Transcribe the listing that follows in full, omitting pictures.

§ **AVAILABLE RECORDS**
>> Start

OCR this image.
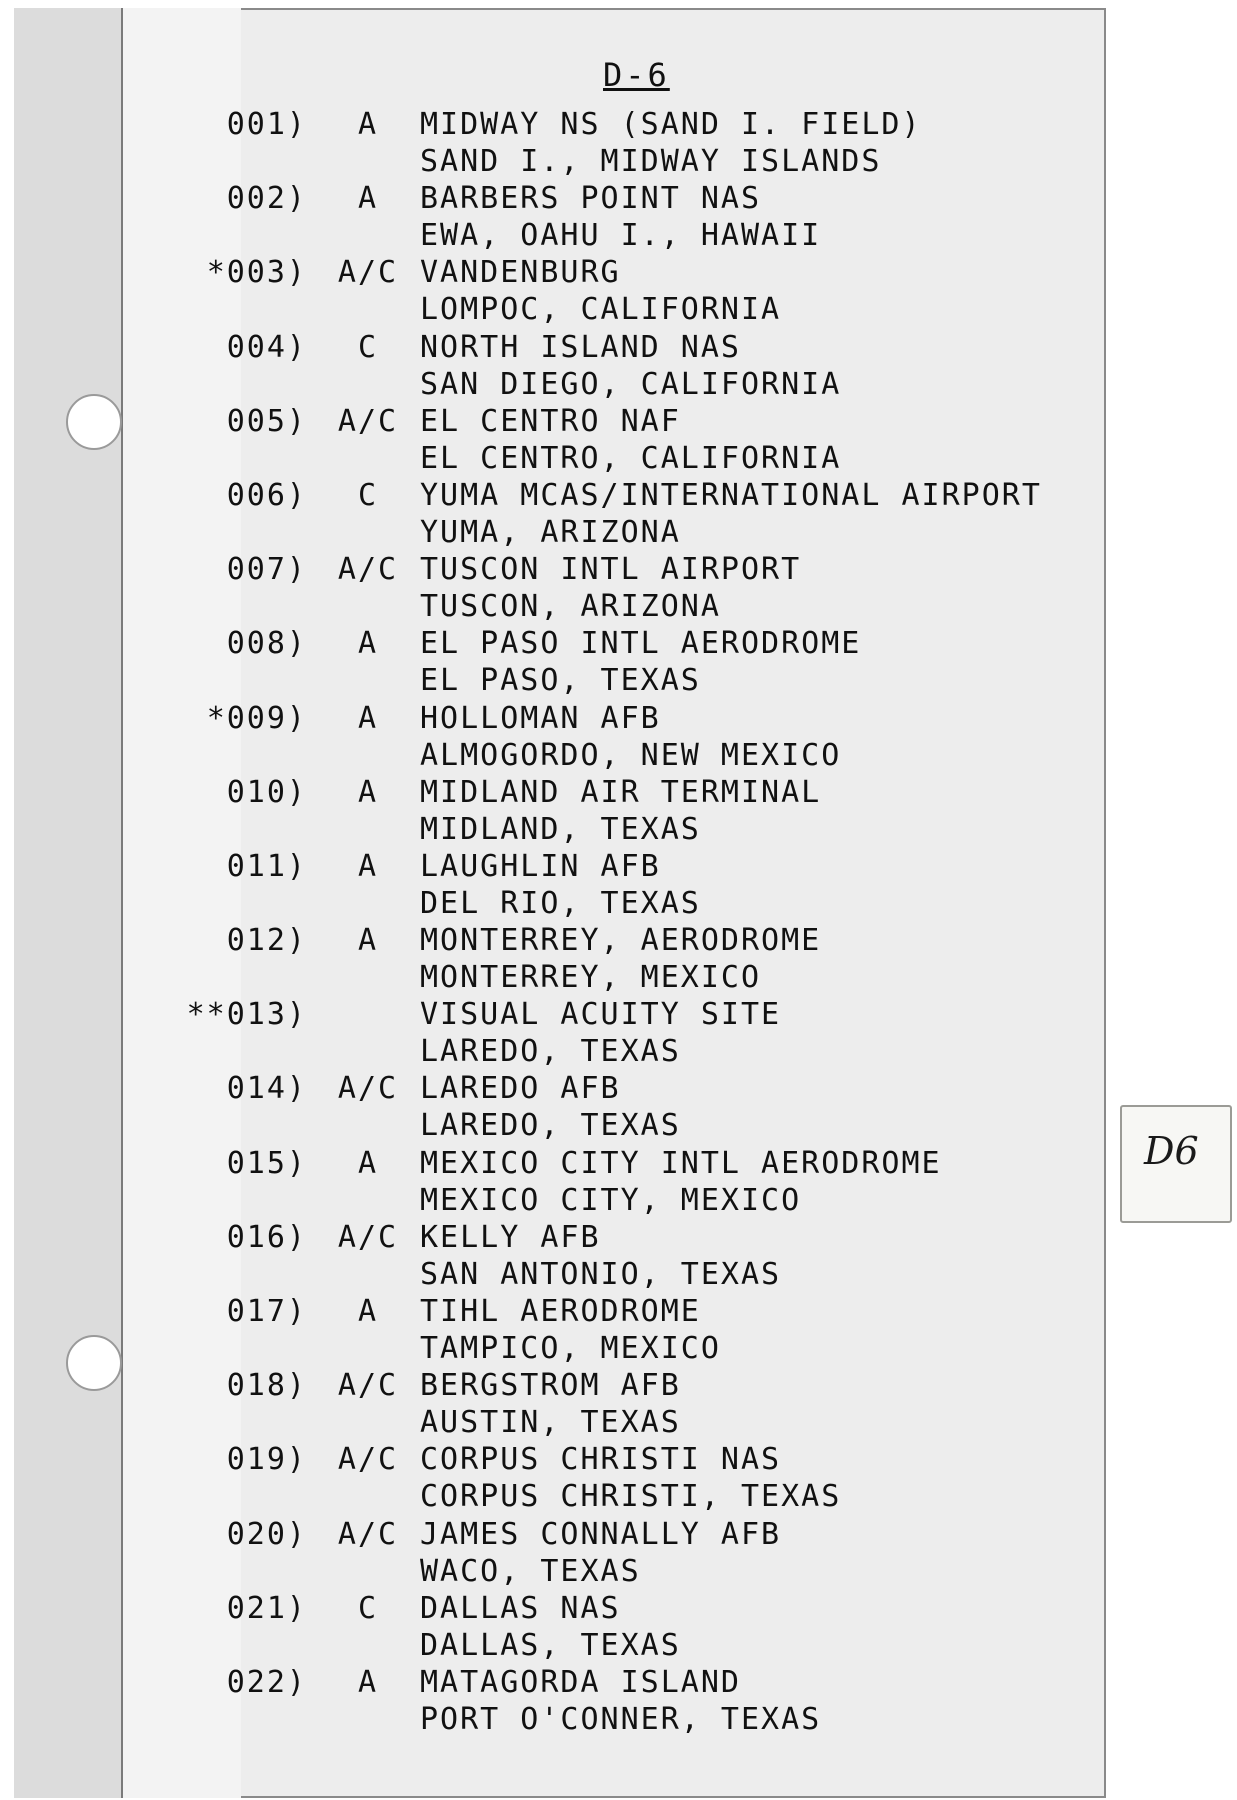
D6
D-6
001)	A	MIDWAY NS (SAND I. FIELD)
SAND I., MIDWAY ISLANDS
002)	A	BARBERS POINT NAS
EWA, OAHU I., HAWAII
*003)	A/C VANDENBURG
LOMPOC, CALIFORNIA
004)	C	NORTH ISLAND NAS
SAN DIEGO, CALIFORNIA
005)	A/C EL CENTRO NAF
EL CENTRO, CALIFORNIA
006)	C	YUMA MCAS/INTERNATIONAL AIRPORT
YUMA, ARIZONA
007)	A/C TUSCON INTL AIRPORT
TUSCON, ARIZONA
008)	A	EL PASO INTL AERODROME
EL PASO, TEXAS
*009)	A	HOLLOMAN AFB
ALMOGORDO, NEW MEXICO
010)	A	MIDLAND AIR TERMINAL
MIDLAND, TEXAS
011)	A	LAUGHLIN AFB
DEL RIO, TEXAS
012)	A	MONTERREY, AERODROME
MONTERREY, MEXICO
**013)	VISUAL ACUITY SITE
LAREDO, TEXAS
014)	A/C LAREDO AFB
LAREDO, TEXAS
015)	A	MEXICO CITY INTL AERODROME
MEXICO CITY, MEXICO
016)	A/C KELLY AFB
SAN ANTONIO, TEXAS
017)	A	TIHL AERODROME
TAMPICO, MEXICO
018)	A/C BERGSTROM AFB
AUSTIN, TEXAS
019)	A/C CORPUS CHRISTI NAS
CORPUS CHRISTI, TEXAS
020)	A/C JAMES CONNALLY AFB
WACO, TEXAS
021)	C	DALLAS NAS
DALLAS, TEXAS
022)	A	MATAGORDA ISLAND
PORT O'CONNER, TEXAS
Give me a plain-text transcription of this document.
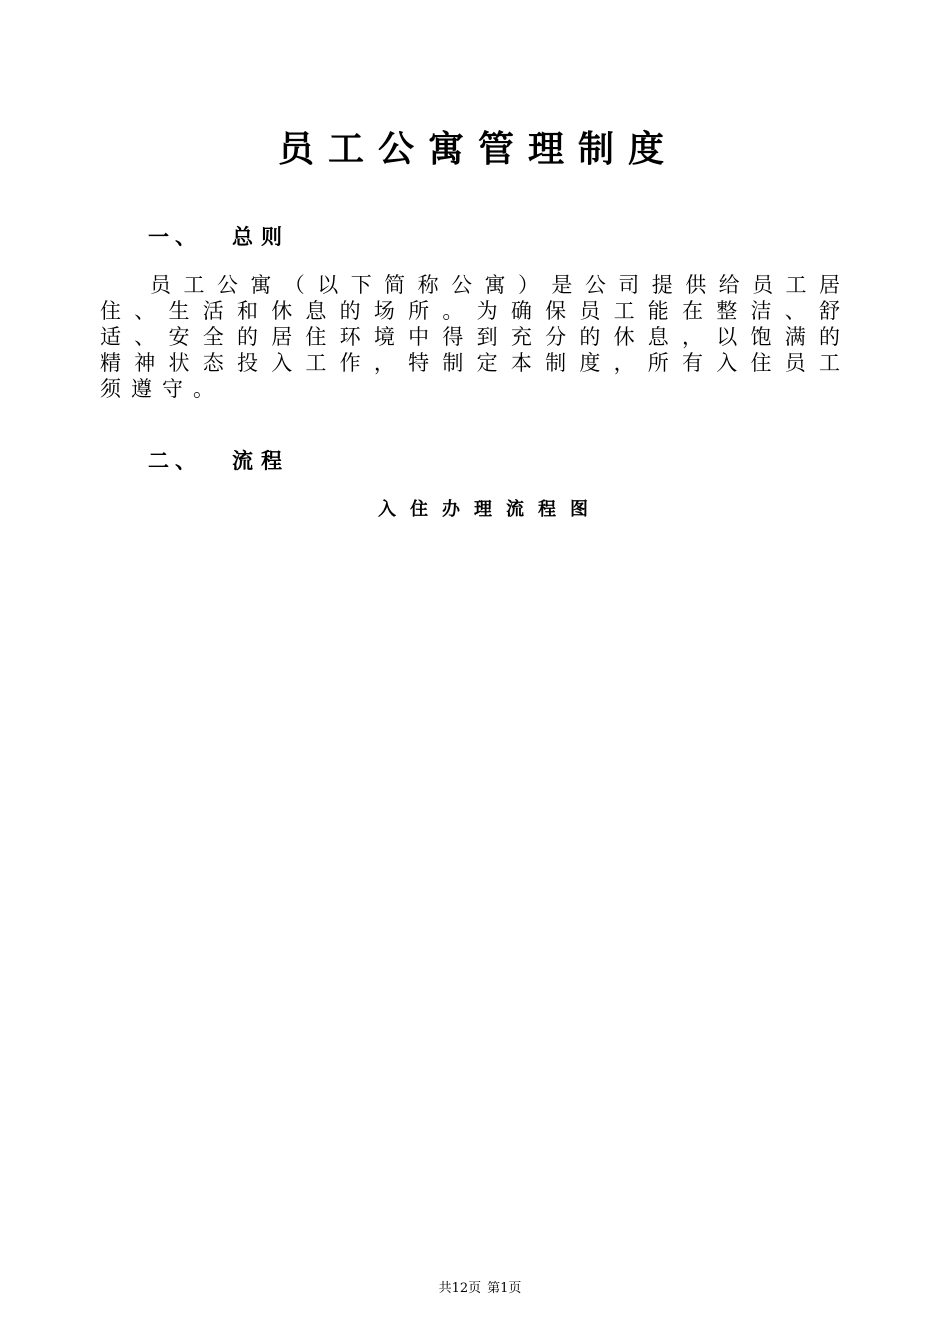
员工公寓管理制度
一、 总则
员 工 公 寓 （ 以 下 简 称 公 寓 ） 是 公 司 提 供 给 员 工 居
住 、 生 活 和 休 息 的 场 所 。 为 确 保 员 工 能 在 整 洁 、 舒
适 、 安 全 的 居 住 环 境 中 得 到 充 分 的 休 息 ， 以 饱 满 的
精 神 状 态 投 入 工 作 ， 特 制 定 本 制 度 ， 所 有 入 住 员 工
须遵守。
二、 流程
入住办理流程图
共12页 第1页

>> End

§ **REPLY TO THE EXERCISE**
OCR this image.
D6
D-6
001)	A	MIDWAY NS (SAND I. FIELD)
SAND I., MIDWAY ISLANDS
002)	A	BARBERS POINT NAS
EWA, OAHU I., HAWAII
*003)	A/C VANDENBURG
LOMPOC, CALIFORNIA
004)	C	NORTH ISLAND NAS
SAN DIEGO, CALIFORNIA
005)	A/C EL CENTRO NAF
EL CENTRO, CALIFORNIA
006)	C	YUMA MCAS/INTERNATIONAL AIRPORT
YUMA, ARIZONA
007)	A/C TUSCON INTL AIRPORT
TUSCON, ARIZONA
008)	A	EL PASO INTL AERODROME
EL PASO, TEXAS
*009)	A	HOLLOMAN AFB
ALMOGORDO, NEW MEXICO
010)	A	MIDLAND AIR TERMINAL
MIDLAND, TEXAS
011)	A	LAUGHLIN AFB
DEL RIO, TEXAS
012)	A	MONTERREY, AERODROME
MONTERREY, MEXICO
**013)	VISUAL ACUITY SITE
LAREDO, TEXAS
014)	A/C LAREDO AFB
LAREDO, TEXAS
015)	A	MEXICO CITY INTL AERODROME
MEXICO CITY, MEXICO
016)	A/C KELLY AFB
SAN ANTONIO, TEXAS
017)	A	TIHL AERODROME
TAMPICO, MEXICO
018)	A/C BERGSTROM AFB
AUSTIN, TEXAS
019)	A/C CORPUS CHRISTI NAS
CORPUS CHRISTI, TEXAS
020)	A/C JAMES CONNALLY AFB
WACO, TEXAS
021)	C	DALLAS NAS
DALLAS, TEXAS
022)	A	MATAGORDA ISLAND
PORT O'CONNER, TEXAS
Give me a plain-text transcription of this document.
员工公寓管理制度
一、 总则
员 工 公 寓 （ 以 下 简 称 公 寓 ） 是 公 司 提 供 给 员 工 居
住 、 生 活 和 休 息 的 场 所 。 为 确 保 员 工 能 在 整 洁 、 舒
适 、 安 全 的 居 住 环 境 中 得 到 充 分 的 休 息 ， 以 饱 满 的
精 神 状 态 投 入 工 作 ， 特 制 定 本 制 度 ， 所 有 入 住 员 工
须遵守。
二、 流程
入住办理流程图
共12页 第1页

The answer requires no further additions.